EXERCISE AIM –
Omit the pictures and return every entry exactly as written.

RECORDS –

---

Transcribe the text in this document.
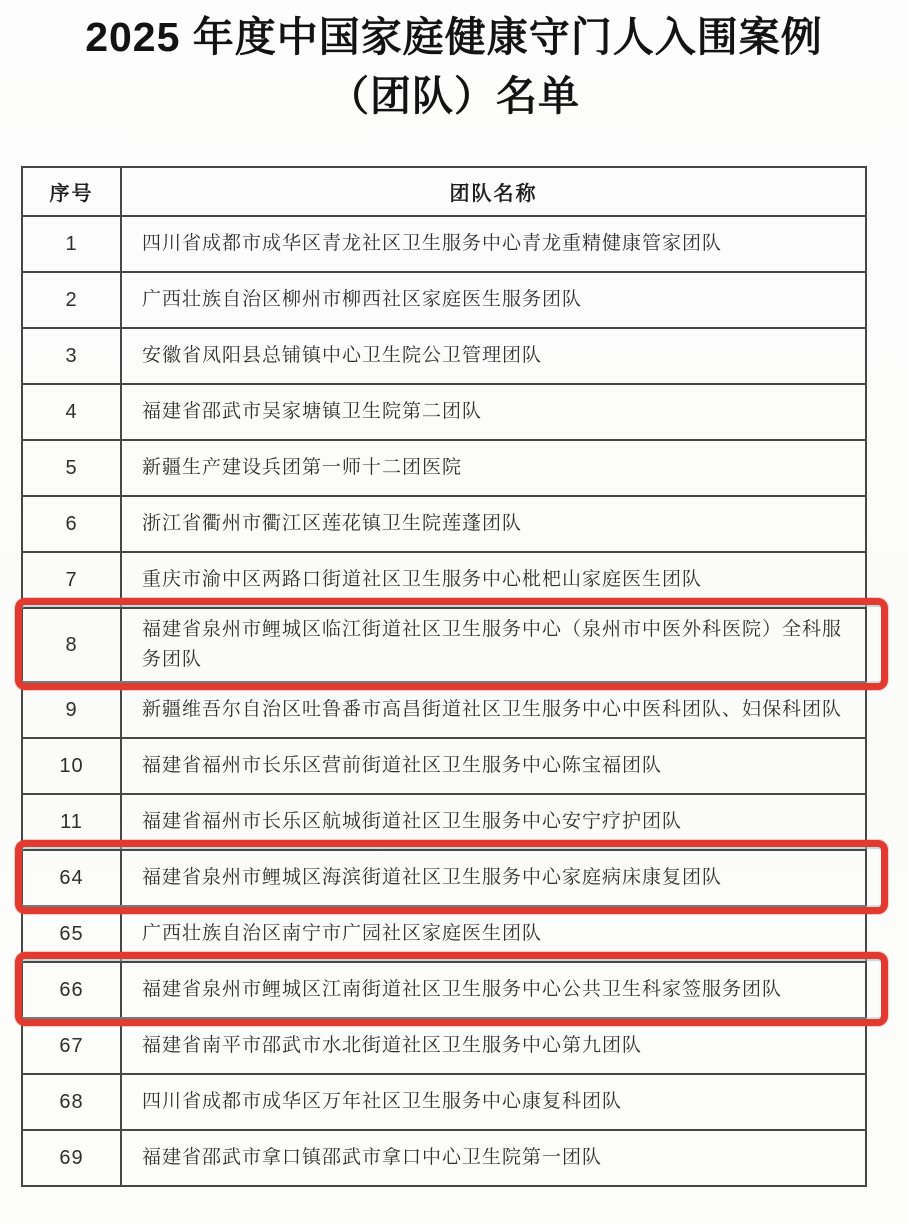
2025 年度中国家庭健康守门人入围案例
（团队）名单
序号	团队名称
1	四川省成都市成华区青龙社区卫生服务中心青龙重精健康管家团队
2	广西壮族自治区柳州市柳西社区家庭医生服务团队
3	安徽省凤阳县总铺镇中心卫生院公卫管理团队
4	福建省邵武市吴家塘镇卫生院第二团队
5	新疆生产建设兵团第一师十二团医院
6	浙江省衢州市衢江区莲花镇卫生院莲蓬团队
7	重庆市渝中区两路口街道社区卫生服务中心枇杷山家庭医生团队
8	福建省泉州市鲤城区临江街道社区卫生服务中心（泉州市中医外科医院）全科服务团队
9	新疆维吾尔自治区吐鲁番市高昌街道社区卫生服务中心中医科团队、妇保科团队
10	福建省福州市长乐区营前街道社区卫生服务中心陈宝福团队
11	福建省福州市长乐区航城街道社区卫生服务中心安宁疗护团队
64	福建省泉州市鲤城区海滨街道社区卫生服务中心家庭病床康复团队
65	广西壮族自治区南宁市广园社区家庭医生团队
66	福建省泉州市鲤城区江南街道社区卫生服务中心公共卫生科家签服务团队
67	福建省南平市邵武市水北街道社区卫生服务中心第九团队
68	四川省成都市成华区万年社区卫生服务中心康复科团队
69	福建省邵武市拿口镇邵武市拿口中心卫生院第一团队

---

REPLY –
Transcribe the text in this document.
2025 年度中国家庭健康守门人入围案例
（团队）名单
序号	团队名称
1	四川省成都市成华区青龙社区卫生服务中心青龙重精健康管家团队
2	广西壮族自治区柳州市柳西社区家庭医生服务团队
3	安徽省凤阳县总铺镇中心卫生院公卫管理团队
4	福建省邵武市吴家塘镇卫生院第二团队
5	新疆生产建设兵团第一师十二团医院
6	浙江省衢州市衢江区莲花镇卫生院莲蓬团队
7	重庆市渝中区两路口街道社区卫生服务中心枇杷山家庭医生团队
8	福建省泉州市鲤城区临江街道社区卫生服务中心（泉州市中医外科医院）全科服务团队
9	新疆维吾尔自治区吐鲁番市高昌街道社区卫生服务中心中医科团队、妇保科团队
10	福建省福州市长乐区营前街道社区卫生服务中心陈宝福团队
11	福建省福州市长乐区航城街道社区卫生服务中心安宁疗护团队
64	福建省泉州市鲤城区海滨街道社区卫生服务中心家庭病床康复团队
65	广西壮族自治区南宁市广园社区家庭医生团队
66	福建省泉州市鲤城区江南街道社区卫生服务中心公共卫生科家签服务团队
67	福建省南平市邵武市水北街道社区卫生服务中心第九团队
68	四川省成都市成华区万年社区卫生服务中心康复科团队
69	福建省邵武市拿口镇邵武市拿口中心卫生院第一团队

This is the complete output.